Copy all lines below containing "document".

>>>

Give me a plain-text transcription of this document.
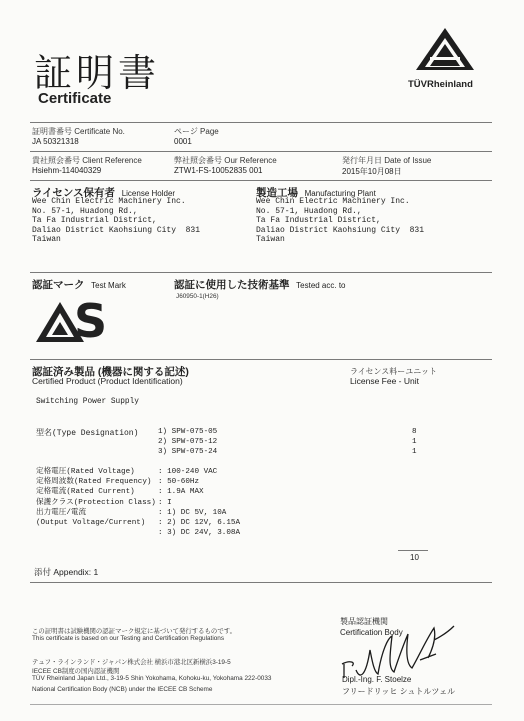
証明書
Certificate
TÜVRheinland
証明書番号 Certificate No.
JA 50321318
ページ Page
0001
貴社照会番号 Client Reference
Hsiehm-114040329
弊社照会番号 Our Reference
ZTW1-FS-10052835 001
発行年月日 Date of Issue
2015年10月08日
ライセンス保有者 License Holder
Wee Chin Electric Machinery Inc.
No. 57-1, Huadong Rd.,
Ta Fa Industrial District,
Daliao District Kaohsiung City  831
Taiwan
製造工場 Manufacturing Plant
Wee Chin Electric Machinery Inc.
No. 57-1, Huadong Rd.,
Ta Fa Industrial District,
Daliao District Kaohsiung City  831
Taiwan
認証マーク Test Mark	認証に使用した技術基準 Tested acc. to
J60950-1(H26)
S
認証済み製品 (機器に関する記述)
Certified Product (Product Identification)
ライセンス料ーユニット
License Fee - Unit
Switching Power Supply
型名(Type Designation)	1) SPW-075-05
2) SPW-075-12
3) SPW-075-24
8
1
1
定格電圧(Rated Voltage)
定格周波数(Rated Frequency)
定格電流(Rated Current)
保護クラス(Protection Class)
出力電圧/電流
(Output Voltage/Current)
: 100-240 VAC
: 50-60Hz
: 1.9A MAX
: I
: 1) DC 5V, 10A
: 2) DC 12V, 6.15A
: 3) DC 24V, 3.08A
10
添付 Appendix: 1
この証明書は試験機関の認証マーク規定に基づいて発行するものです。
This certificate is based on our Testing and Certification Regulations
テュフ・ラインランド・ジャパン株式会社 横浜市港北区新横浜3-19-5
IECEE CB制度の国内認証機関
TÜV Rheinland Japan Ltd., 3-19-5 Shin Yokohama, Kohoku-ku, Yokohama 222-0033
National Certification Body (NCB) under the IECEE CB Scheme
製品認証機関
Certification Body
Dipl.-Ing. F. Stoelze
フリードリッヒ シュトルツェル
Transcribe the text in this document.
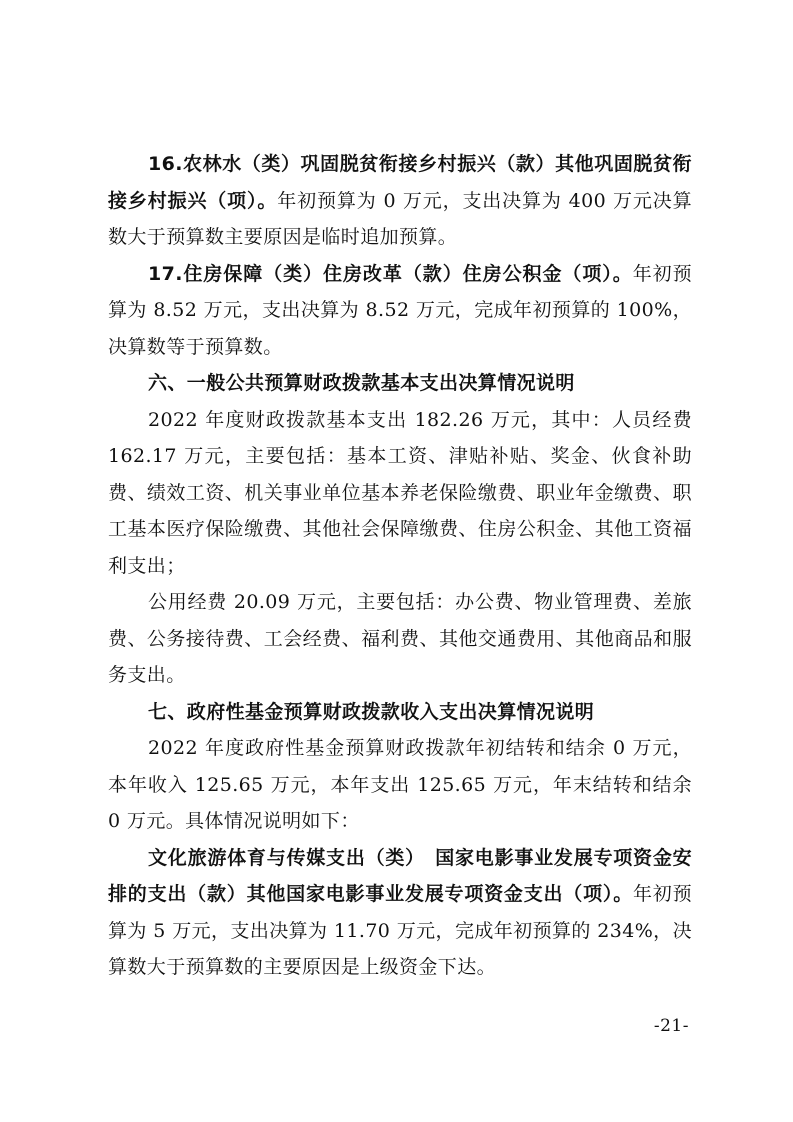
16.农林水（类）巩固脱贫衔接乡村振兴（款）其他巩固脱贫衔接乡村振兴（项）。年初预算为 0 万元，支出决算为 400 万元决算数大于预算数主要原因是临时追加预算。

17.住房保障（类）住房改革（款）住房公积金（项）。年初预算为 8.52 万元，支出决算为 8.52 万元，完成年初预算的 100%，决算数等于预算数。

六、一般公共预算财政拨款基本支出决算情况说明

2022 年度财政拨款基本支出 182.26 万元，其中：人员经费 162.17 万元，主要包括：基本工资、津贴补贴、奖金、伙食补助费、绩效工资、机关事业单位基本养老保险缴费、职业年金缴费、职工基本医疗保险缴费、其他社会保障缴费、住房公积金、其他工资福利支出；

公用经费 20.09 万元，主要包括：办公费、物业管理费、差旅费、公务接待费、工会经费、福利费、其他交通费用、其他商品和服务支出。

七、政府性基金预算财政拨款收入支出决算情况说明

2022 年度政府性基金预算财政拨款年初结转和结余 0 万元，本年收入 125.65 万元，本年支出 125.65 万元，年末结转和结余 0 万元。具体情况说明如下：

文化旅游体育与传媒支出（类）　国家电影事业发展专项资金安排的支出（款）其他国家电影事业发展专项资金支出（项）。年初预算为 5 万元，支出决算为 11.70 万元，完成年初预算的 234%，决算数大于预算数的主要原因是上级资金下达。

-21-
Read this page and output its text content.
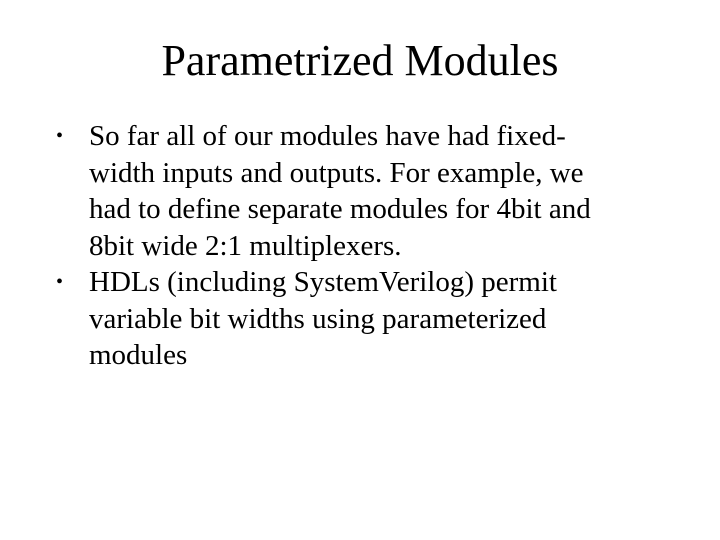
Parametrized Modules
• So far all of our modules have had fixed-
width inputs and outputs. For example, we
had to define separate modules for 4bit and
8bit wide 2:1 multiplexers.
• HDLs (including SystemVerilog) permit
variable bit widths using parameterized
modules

<<<

Exercise response ::
Give me a plain-text transcription of this document.
Transcribe the text in this document.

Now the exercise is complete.